## Objective
Which lines hold the word "TUCUMAN"? Copy each of them.

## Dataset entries
----

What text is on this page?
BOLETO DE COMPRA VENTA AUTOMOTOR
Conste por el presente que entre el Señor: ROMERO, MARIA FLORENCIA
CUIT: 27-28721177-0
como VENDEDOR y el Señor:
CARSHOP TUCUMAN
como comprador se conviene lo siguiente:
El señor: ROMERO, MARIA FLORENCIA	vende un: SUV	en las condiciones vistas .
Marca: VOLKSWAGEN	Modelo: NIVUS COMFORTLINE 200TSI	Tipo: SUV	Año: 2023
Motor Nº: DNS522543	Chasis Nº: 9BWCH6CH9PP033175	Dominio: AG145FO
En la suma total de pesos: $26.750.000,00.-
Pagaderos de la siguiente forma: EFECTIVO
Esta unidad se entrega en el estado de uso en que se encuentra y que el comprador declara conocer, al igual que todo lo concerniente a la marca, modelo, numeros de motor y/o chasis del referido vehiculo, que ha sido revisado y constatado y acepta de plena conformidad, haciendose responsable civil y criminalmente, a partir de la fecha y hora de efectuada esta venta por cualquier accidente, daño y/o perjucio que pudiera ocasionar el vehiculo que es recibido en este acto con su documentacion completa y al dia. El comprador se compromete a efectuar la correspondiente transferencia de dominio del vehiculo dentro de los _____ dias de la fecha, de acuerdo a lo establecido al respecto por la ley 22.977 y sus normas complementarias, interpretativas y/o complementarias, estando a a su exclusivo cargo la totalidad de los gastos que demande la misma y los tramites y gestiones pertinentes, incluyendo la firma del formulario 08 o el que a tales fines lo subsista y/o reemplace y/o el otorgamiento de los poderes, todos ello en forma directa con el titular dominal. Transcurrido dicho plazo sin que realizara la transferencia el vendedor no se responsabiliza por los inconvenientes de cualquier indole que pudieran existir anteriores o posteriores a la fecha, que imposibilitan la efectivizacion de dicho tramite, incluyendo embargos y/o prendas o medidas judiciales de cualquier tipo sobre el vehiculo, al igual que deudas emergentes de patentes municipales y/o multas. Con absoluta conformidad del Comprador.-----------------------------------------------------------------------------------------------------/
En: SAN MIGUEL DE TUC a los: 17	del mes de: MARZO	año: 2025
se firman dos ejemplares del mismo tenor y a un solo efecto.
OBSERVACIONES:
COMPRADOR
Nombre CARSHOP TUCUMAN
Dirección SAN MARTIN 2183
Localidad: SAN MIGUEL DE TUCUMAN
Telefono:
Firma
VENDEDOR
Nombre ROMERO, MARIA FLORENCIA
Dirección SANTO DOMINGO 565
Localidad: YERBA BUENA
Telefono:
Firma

----

## Solution below
CARSHOP TUCUMAN
Nombre CARSHOP TUCUMAN
Localidad: SAN MIGUEL DE TUCUMAN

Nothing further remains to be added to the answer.